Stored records
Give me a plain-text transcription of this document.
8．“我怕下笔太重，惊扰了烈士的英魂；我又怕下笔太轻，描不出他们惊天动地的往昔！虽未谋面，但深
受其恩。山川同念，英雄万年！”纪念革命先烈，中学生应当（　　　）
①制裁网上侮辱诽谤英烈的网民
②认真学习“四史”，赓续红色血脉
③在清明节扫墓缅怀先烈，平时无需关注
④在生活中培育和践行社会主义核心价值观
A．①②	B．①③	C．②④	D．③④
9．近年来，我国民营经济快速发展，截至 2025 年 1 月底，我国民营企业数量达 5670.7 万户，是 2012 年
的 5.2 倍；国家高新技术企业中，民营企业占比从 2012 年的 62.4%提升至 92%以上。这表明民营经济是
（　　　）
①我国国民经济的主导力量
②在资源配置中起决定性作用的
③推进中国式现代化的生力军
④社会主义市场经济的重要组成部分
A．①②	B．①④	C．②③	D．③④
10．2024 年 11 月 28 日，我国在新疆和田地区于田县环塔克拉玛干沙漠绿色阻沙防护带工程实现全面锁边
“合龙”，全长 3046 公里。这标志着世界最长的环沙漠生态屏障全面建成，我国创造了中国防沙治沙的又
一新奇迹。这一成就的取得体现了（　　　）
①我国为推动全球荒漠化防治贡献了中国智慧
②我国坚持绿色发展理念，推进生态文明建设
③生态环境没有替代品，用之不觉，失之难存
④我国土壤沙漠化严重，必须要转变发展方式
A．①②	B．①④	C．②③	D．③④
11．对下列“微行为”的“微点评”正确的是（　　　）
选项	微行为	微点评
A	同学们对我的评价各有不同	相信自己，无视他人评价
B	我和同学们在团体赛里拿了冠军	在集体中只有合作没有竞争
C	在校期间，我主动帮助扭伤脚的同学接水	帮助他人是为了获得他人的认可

__The task__. Write out all of the records above exactly as they appear.

__Complete response__.
Give me a plain-text transcription of this document.
8．“我怕下笔太重，惊扰了烈士的英魂；我又怕下笔太轻，描不出他们惊天动地的往昔！虽未谋面，但深
受其恩。山川同念，英雄万年！”纪念革命先烈，中学生应当（　　　）
①制裁网上侮辱诽谤英烈的网民
②认真学习“四史”，赓续红色血脉
③在清明节扫墓缅怀先烈，平时无需关注
④在生活中培育和践行社会主义核心价值观
A．①②	B．①③	C．②④	D．③④
9．近年来，我国民营经济快速发展，截至 2025 年 1 月底，我国民营企业数量达 5670.7 万户，是 2012 年
的 5.2 倍；国家高新技术企业中，民营企业占比从 2012 年的 62.4%提升至 92%以上。这表明民营经济是
（　　　）
①我国国民经济的主导力量
②在资源配置中起决定性作用的
③推进中国式现代化的生力军
④社会主义市场经济的重要组成部分
A．①②	B．①④	C．②③	D．③④
10．2024 年 11 月 28 日，我国在新疆和田地区于田县环塔克拉玛干沙漠绿色阻沙防护带工程实现全面锁边
“合龙”，全长 3046 公里。这标志着世界最长的环沙漠生态屏障全面建成，我国创造了中国防沙治沙的又
一新奇迹。这一成就的取得体现了（　　　）
①我国为推动全球荒漠化防治贡献了中国智慧
②我国坚持绿色发展理念，推进生态文明建设
③生态环境没有替代品，用之不觉，失之难存
④我国土壤沙漠化严重，必须要转变发展方式
A．①②	B．①④	C．②③	D．③④
11．对下列“微行为”的“微点评”正确的是（　　　）
选项	微行为	微点评
A	同学们对我的评价各有不同	相信自己，无视他人评价
B	我和同学们在团体赛里拿了冠军	在集体中只有合作没有竞争
C	在校期间，我主动帮助扭伤脚的同学接水	帮助他人是为了获得他人的认可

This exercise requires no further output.